Every entry below should be transcribed exactly; pictures stay out of the copy.
★ ★ ★ ★
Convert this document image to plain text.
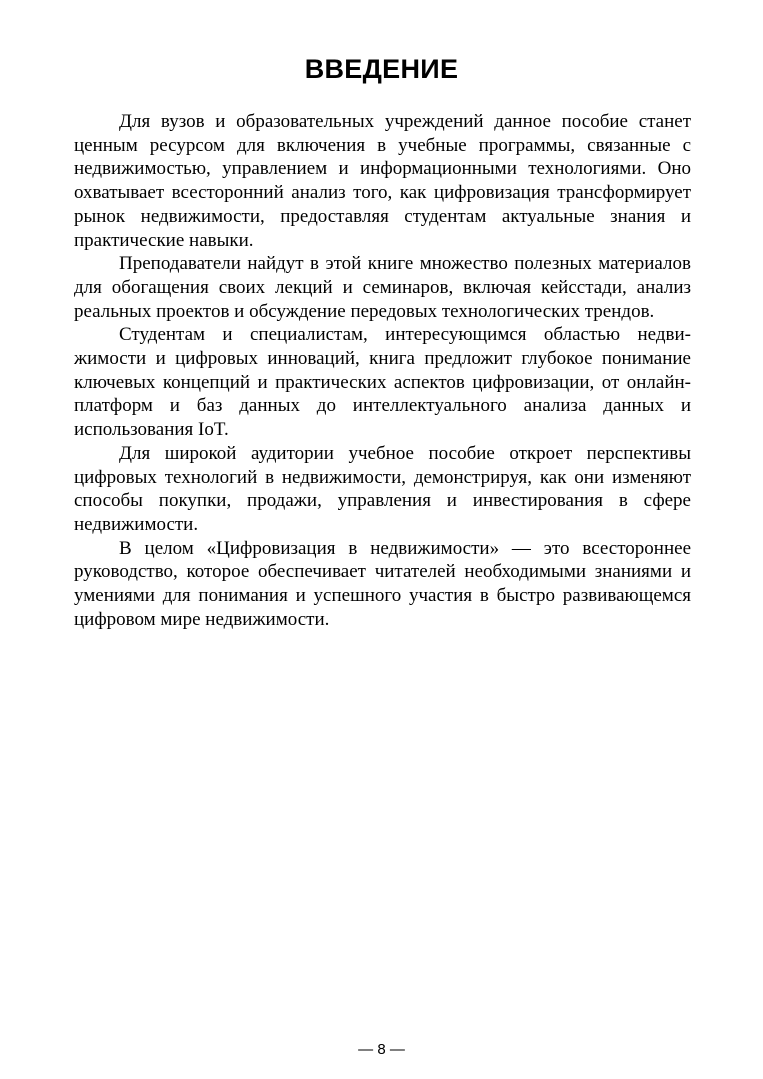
ВВЕДЕНИЕ

Для вузов и образовательных учреждений данное пособие станет ценным ресурсом для включения в учебные программы, связанные с недвижимостью, управлением и информационными технологиями. Оно охватывает всесторонний анализ того, как цифровизация трансформирует рынок недвижимости, предоставляя студентам актуальные знания и практические навыки.

Преподаватели найдут в этой книге множество полезных материалов для обогащения своих лекций и семинаров, включая кейсстади, анализ реальных проектов и обсуждение передовых технологических трендов.

Студентам и специалистам, интересующимся областью недвижимости и цифровых инноваций, книга предложит глубокое понимание ключевых концепций и практических аспектов цифровизации, от онлайн-платформ и баз данных до интеллектуального анализа данных и использования IoT.

Для широкой аудитории учебное пособие откроет перспективы цифровых технологий в недвижимости, демонстрируя, как они изменяют способы покупки, продажи, управления и инвестирования в сфере недвижимости.

В целом «Цифровизация в недвижимости» — это всестороннее руководство, которое обеспечивает читателей необходимыми знаниями и умениями для понимания и успешного участия в быстро развивающемся цифровом мире недвижимости.

— 8 —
★ ★ ★ ★
» SOLUTION TO THE EXERCISE
Convert this document image to plain text.
ВВЕДЕНИЕ

Для вузов и образовательных учреждений данное пособие станет ценным ресурсом для включения в учебные программы, связанные с недвижимостью, управлением и информационными технологиями. Оно охватывает всесторонний анализ того, как цифровизация трансформирует рынок недвижимости, предоставляя студентам актуальные знания и практические навыки.

Преподаватели найдут в этой книге множество полезных материалов для обогащения своих лекций и семинаров, включая кейсстади, анализ реальных проектов и обсуждение передовых технологических трендов.

Студентам и специалистам, интересующимся областью недвижимости и цифровых инноваций, книга предложит глубокое понимание ключевых концепций и практических аспектов цифровизации, от онлайн-платформ и баз данных до интеллектуального анализа данных и использования IoT.

Для широкой аудитории учебное пособие откроет перспективы цифровых технологий в недвижимости, демонстрируя, как они изменяют способы покупки, продажи, управления и инвестирования в сфере недвижимости.

В целом «Цифровизация в недвижимости» — это всестороннее руководство, которое обеспечивает читателей необходимыми знаниями и умениями для понимания и успешного участия в быстро развивающемся цифровом мире недвижимости.

— 8 —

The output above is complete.